• [Work to be completed]
Give the listing below again in full, exactly as written.

• [Given information]
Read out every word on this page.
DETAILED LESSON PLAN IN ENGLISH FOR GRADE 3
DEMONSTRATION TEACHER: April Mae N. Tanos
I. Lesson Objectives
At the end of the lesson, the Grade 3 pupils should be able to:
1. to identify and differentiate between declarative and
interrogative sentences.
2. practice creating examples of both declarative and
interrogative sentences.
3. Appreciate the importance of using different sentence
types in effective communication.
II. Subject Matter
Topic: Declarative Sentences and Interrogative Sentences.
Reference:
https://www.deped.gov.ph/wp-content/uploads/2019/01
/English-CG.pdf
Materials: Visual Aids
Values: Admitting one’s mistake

• [Reply]
Read out every word on this page.
DETAILED LESSON PLAN IN ENGLISH FOR GRADE 3
DEMONSTRATION TEACHER: April Mae N. Tanos
I. Lesson Objectives
At the end of the lesson, the Grade 3 pupils should be able to:
1. to identify and differentiate between declarative and
interrogative sentences.
2. practice creating examples of both declarative and
interrogative sentences.
3. Appreciate the importance of using different sentence
types in effective communication.
II. Subject Matter
Topic: Declarative Sentences and Interrogative Sentences.
Reference:
https://www.deped.gov.ph/wp-content/uploads/2019/01
/English-CG.pdf
Materials: Visual Aids
Values: Admitting one’s mistake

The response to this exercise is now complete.